> _Task requirements_
Report how many lines of the records below include the word "more". Give nothing but the number.

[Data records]
────────

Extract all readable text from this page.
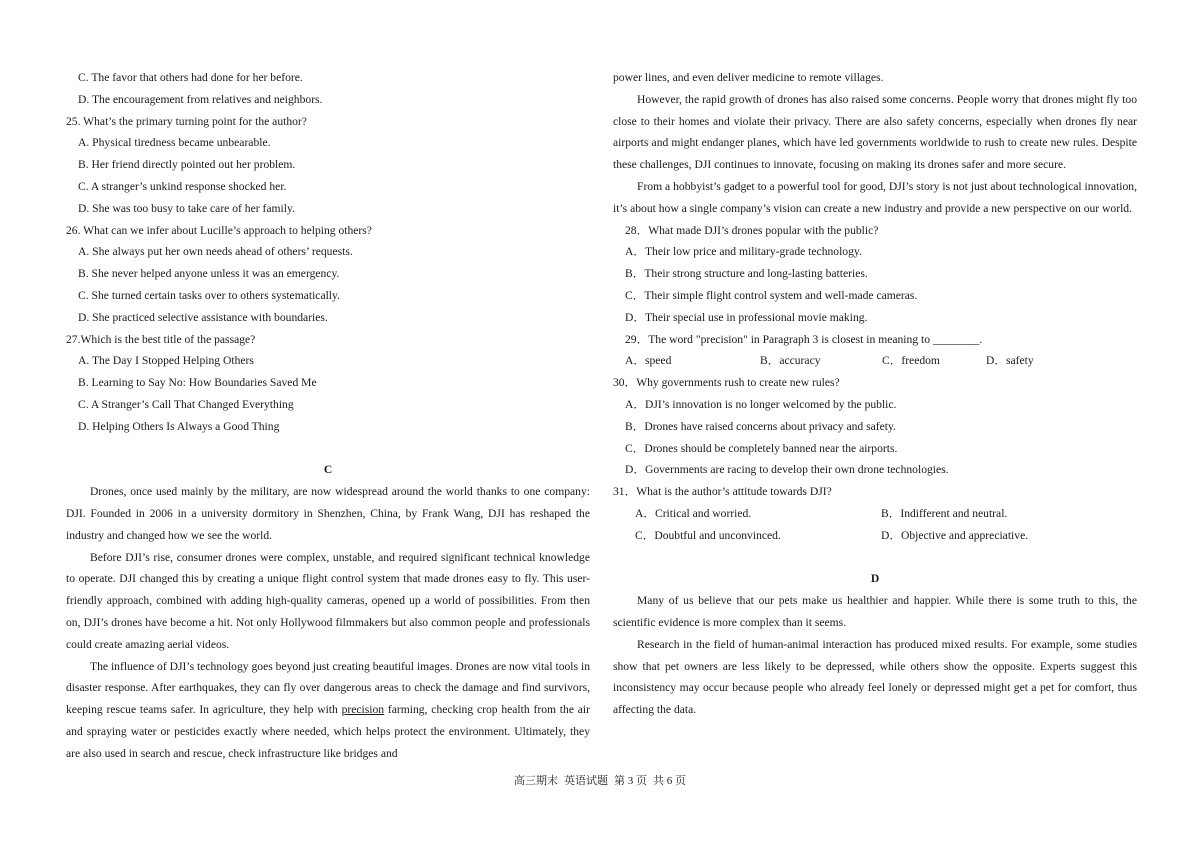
C. The favor that others had done for her before.
D. The encouragement from relatives and neighbors.
25. What’s the primary turning point for the author?
A. Physical tiredness became unbearable.
B. Her friend directly pointed out her problem.
C. A stranger’s unkind response shocked her.
D. She was too busy to take care of her family.
26. What can we infer about Lucille’s approach to helping others?
A. She always put her own needs ahead of others’ requests.
B. She never helped anyone unless it was an emergency.
C. She turned certain tasks over to others systematically.
D. She practiced selective assistance with boundaries.
27.Which is the best title of the passage?
A. The Day I Stopped Helping Others
B. Learning to Say No: How Boundaries Saved Me
C. A Stranger’s Call That Changed Everything
D. Helping Others Is Always a Good Thing
C

Drones, once used mainly by the military, are now widespread around the world thanks to one company: DJI. Founded in 2006 in a university dormitory in Shenzhen, China, by Frank Wang, DJI has reshaped the industry and changed how we see the world.

Before DJI’s rise, consumer drones were complex, unstable, and required significant technical knowledge to operate. DJI changed this by creating a unique flight control system that made drones easy to fly. This user-friendly approach, combined with adding high-quality cameras, opened up a world of possibilities. From then on, DJI’s drones have become a hit. Not only Hollywood filmmakers but also common people and professionals could create amazing aerial videos.

The influence of DJI’s technology goes beyond just creating beautiful images. Drones are now vital tools in disaster response. After earthquakes, they can fly over dangerous areas to check the damage and find survivors, keeping rescue teams safer. In agriculture, they help with precision farming, checking crop health from the air and spraying water or pesticides exactly where needed, which helps protect the environment. Ultimately, they are also used in search and rescue, check infrastructure like bridges and

power lines, and even deliver medicine to remote villages.

However, the rapid growth of drones has also raised some concerns. People worry that drones might fly too close to their homes and violate their privacy. There are also safety concerns, especially when drones fly near airports and might endanger planes, which have led governments worldwide to rush to create new rules. Despite these challenges, DJI continues to innovate, focusing on making its drones safer and more secure.

From a hobbyist’s gadget to a powerful tool for good, DJI’s story is not just about technological innovation, it’s about how a single company’s vision can create a new industry and provide a new perspective on our world.

28．What made DJI’s drones popular with the public?
A．Their low price and military-grade technology.
B．Their strong structure and long-lasting batteries.
C．Their simple flight control system and well-made cameras.
D．Their special use in professional movie making.
29．The word "precision" in Paragraph 3 is closest in meaning to ________.
A．speed	B．accuracy	C．freedom	D．safety
30．Why governments rush to create new rules?
A．DJI’s innovation is no longer welcomed by the public.
B．Drones have raised concerns about privacy and safety.
C．Drones should be completely banned near the airports.
D．Governments are racing to develop their own drone technologies.
31．What is the author’s attitude towards DJI?
A．Critical and worried.	B．Indifferent and neutral.
C．Doubtful and unconvinced.	D．Objective and appreciative.
D

Many of us believe that our pets make us healthier and happier. While there is some truth to this, the scientific evidence is more complex than it seems.

Research in the field of human-animal interaction has produced mixed results. For example, some studies show that pet owners are less likely to be depressed, while others show the opposite. Experts suggest this inconsistency may occur because people who already feel lonely or depressed might get a pet for comfort, thus affecting the data.

高三期末 英语试题 第 3 页 共 6 页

────────

> _Task solution_
2